Objective: Of all the lines here, how many include the string "text"? Answer with the number only.

Dataset content:

####################

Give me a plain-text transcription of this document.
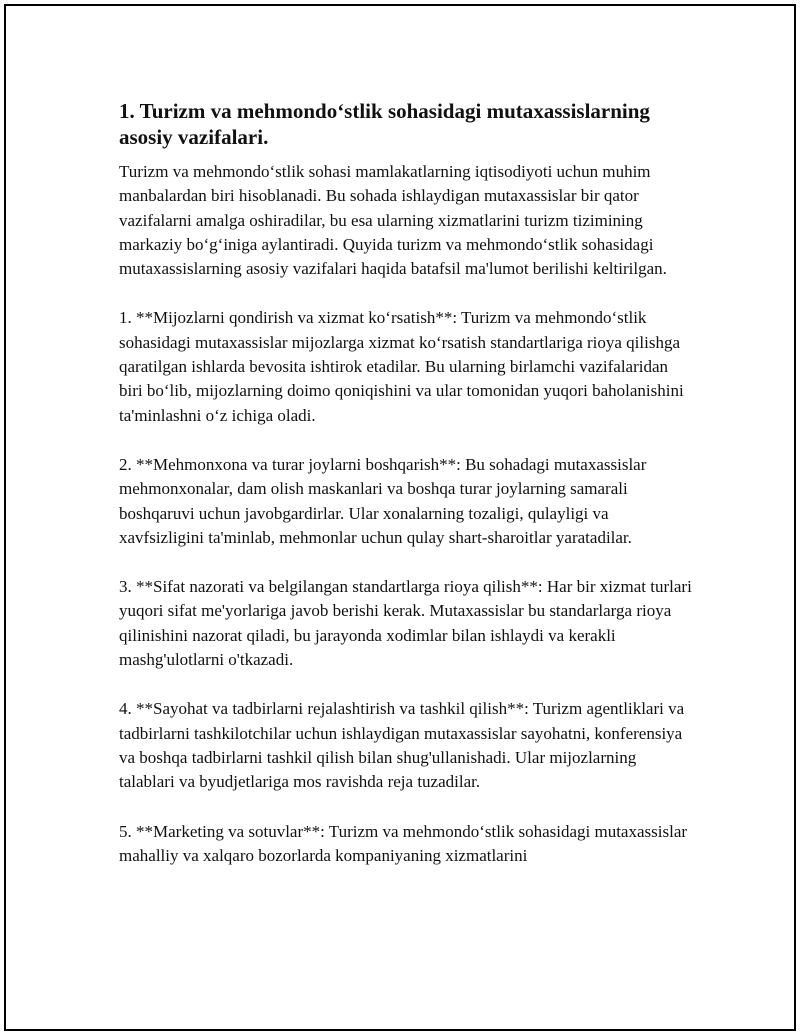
1. Turizm va mehmondo‘stlik sohasidagi mutaxassislarning asosiy vazifalari.

Turizm va mehmondo‘stlik sohasi mamlakatlarning iqtisodiyoti uchun muhim manbalardan biri hisoblanadi. Bu sohada ishlaydigan mutaxassislar bir qator vazifalarni amalga oshiradilar, bu esa ularning xizmatlarini turizm tizimining markaziy bo‘g‘iniga aylantiradi. Quyida turizm va mehmondo‘stlik sohasidagi mutaxassislarning asosiy vazifalari haqida batafsil ma'lumot berilishi keltirilgan.

1. **Mijozlarni qondirish va xizmat ko‘rsatish**: Turizm va mehmondo‘stlik sohasidagi mutaxassislar mijozlarga xizmat ko‘rsatish standartlariga rioya qilishga qaratilgan ishlarda bevosita ishtirok etadilar. Bu ularning birlamchi vazifalaridan biri bo‘lib, mijozlarning doimo qoniqishini va ular tomonidan yuqori baholanishini ta'minlashni o‘z ichiga oladi.

2. **Mehmonxona va turar joylarni boshqarish**: Bu sohadagi mutaxassislar mehmonxonalar, dam olish maskanlari va boshqa turar joylarning samarali boshqaruvi uchun javobgardirlar. Ular xonalarning tozaligi, qulayligi va xavfsizligini ta'minlab, mehmonlar uchun qulay shart-sharoitlar yaratadilar.

3. **Sifat nazorati va belgilangan standartlarga rioya qilish**: Har bir xizmat turlari yuqori sifat me'yorlariga javob berishi kerak. Mutaxassislar bu standarlarga rioya qilinishini nazorat qiladi, bu jarayonda xodimlar bilan ishlaydi va kerakli mashg'ulotlarni o'tkazadi.

4. **Sayohat va tadbirlarni rejalashtirish va tashkil qilish**: Turizm agentliklari va tadbirlarni tashkilotchilar uchun ishlaydigan mutaxassislar sayohatni, konferensiya va boshqa tadbirlarni tashkil qilish bilan shug'ullanishadi. Ular mijozlarning talablari va byudjetlariga mos ravishda reja tuzadilar.

5. **Marketing va sotuvlar**: Turizm va mehmondo‘stlik sohasidagi mutaxassislar mahalliy va xalqaro bozorlarda kompaniyaning xizmatlarini
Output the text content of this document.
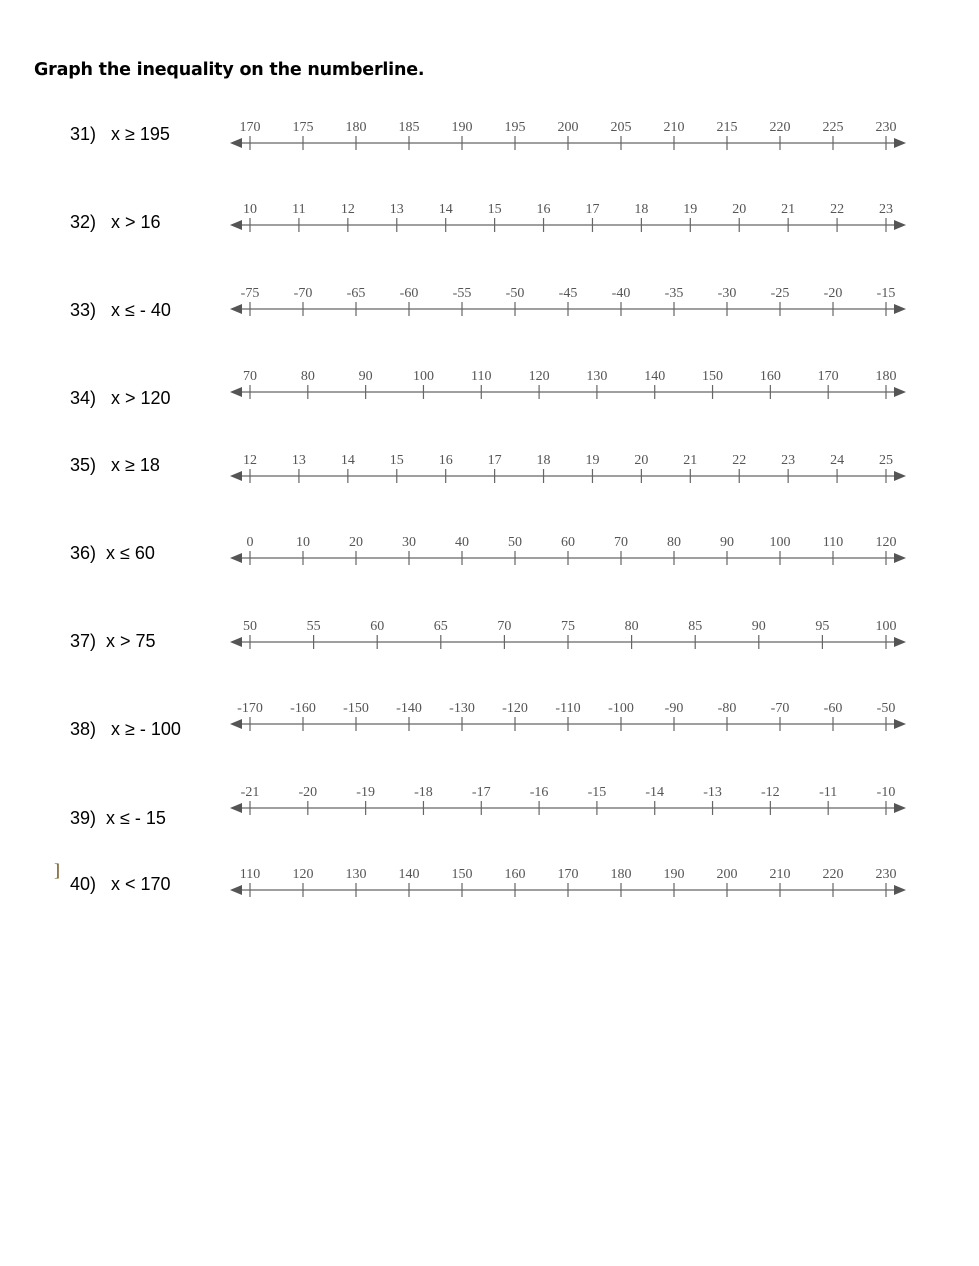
Graph the inequality on the numberline.
]
31)   x ≥ 195	170 175 180 185 190 195 200 205 210 215 220 225 230
32)   x > 16
10	11	12 13 14 15 16 17 18 19 20 21 22 23
33)   x ≤ - 40
-75 -70 -65 -60 -55 -50 -45 -40 -35 -30 -25 -20 -15
34)   x > 120
70	80	90	100	110	120	130	140	150	160	170	180
35)   x ≥ 18	12 13 14 15 16 17 18 19 20 21 22 23 24 25
36)  x ≤ 60
0	10	20	30	40	50	60	70	80	90	100 110 120
37)  x > 75
50	55	60	65	70	75	80	85	90	95	100
38)   x ≥ - 100
-170 -160 -150 -140 -130 -120 -110 -100 -90 -80 -70 -60 -50
39)  x ≤ - 15
-21	-20	-19	-18	-17	-16	-15	-14	-13	-12	-11	-10
40)   x < 170	110 120 130 140 150 160 170 180 190 200 210 220 230
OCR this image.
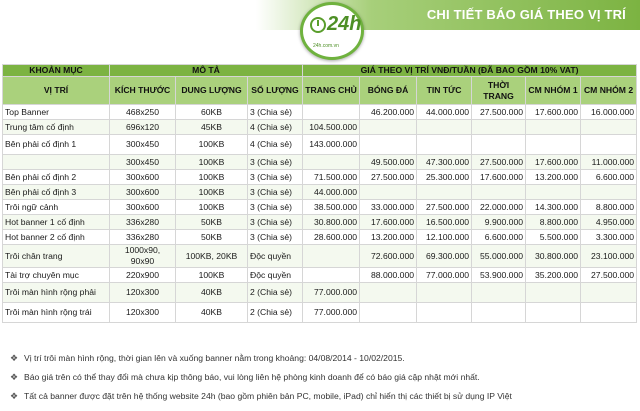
24h
24h.com.vn
CHI TIẾT BÁO GIÁ THEO VỊ TRÍ
KHOẢN MỤC	MÔ TẢ			GIÁ THEO VỊ TRÍ VNĐ/TUẦN (ĐÃ BAO GỒM 10% VAT)					
VỊ TRÍ	KÍCH THƯỚC	DUNG LƯỢNG	SỐ LƯỢNG	TRANG CHỦ	BÓNG ĐÁ	TIN TỨC	THỜI TRANG	CM NHÓM 1	CM NHÓM 2
Top Banner	468x250	60KB	3 (Chia sẻ)		46.200.000	44.000.000	27.500.000	17.600.000	16.000.000
Trung tâm cố định	696x120	45KB	4 (Chia sẻ)	104.500.000					
Bên phải cố định 1	300x450	100KB	4 (Chia sẻ)	143.000.000					
	300x450	100KB	3 (Chia sẻ)		49.500.000	47.300.000	27.500.000	17.600.000	11.000.000
Bên phải cố định 2	300x600	100KB	3 (Chia sẻ)	71.500.000	27.500.000	25.300.000	17.600.000	13.200.000	6.600.000
Bên phải cố định 3	300x600	100KB	3 (Chia sẻ)	44.000.000					
Trôi ngữ cảnh	300x600	100KB	3 (Chia sẻ)	38.500.000	33.000.000	27.500.000	22.000.000	14.300.000	8.800.000
Hot banner 1 cố định	336x280	50KB	3 (Chia sẻ)	30.800.000	17.600.000	16.500.000	9.900.000	8.800.000	4.950.000
Hot banner 2 cố định	336x280	50KB	3 (Chia sẻ)	28.600.000	13.200.000	12.100.000	6.600.000	5.500.000	3.300.000
Trôi chân trang	1000x90, 90x90	100KB, 20KB	Độc quyền		72.600.000	69.300.000	55.000.000	30.800.000	23.100.000
Tài trợ chuyên mục	220x900	100KB	Độc quyền		88.000.000	77.000.000	53.900.000	35.200.000	27.500.000
Trôi màn hình rộng phải	120x300	40KB	2 (Chia sẻ)	77.000.000					
Trôi màn hình rộng trái	120x300	40KB	2 (Chia sẻ)	77.000.000					
❖ Vị trí trôi màn hình rộng, thời gian lên và xuống banner nằm trong khoảng: 04/08/2014 - 10/02/2015.
❖ Báo giá trên có thể thay đổi mà chưa kịp thông báo, vui lòng liên hệ phòng kinh doanh để có báo giá cập nhật mới nhất.
❖ Tất cả banner được đặt trên hệ thống website 24h (bao gồm phiên bản PC, mobile, iPad) chỉ hiển thị các thiết bị sử dụng IP Việt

####################

Answer in full: 2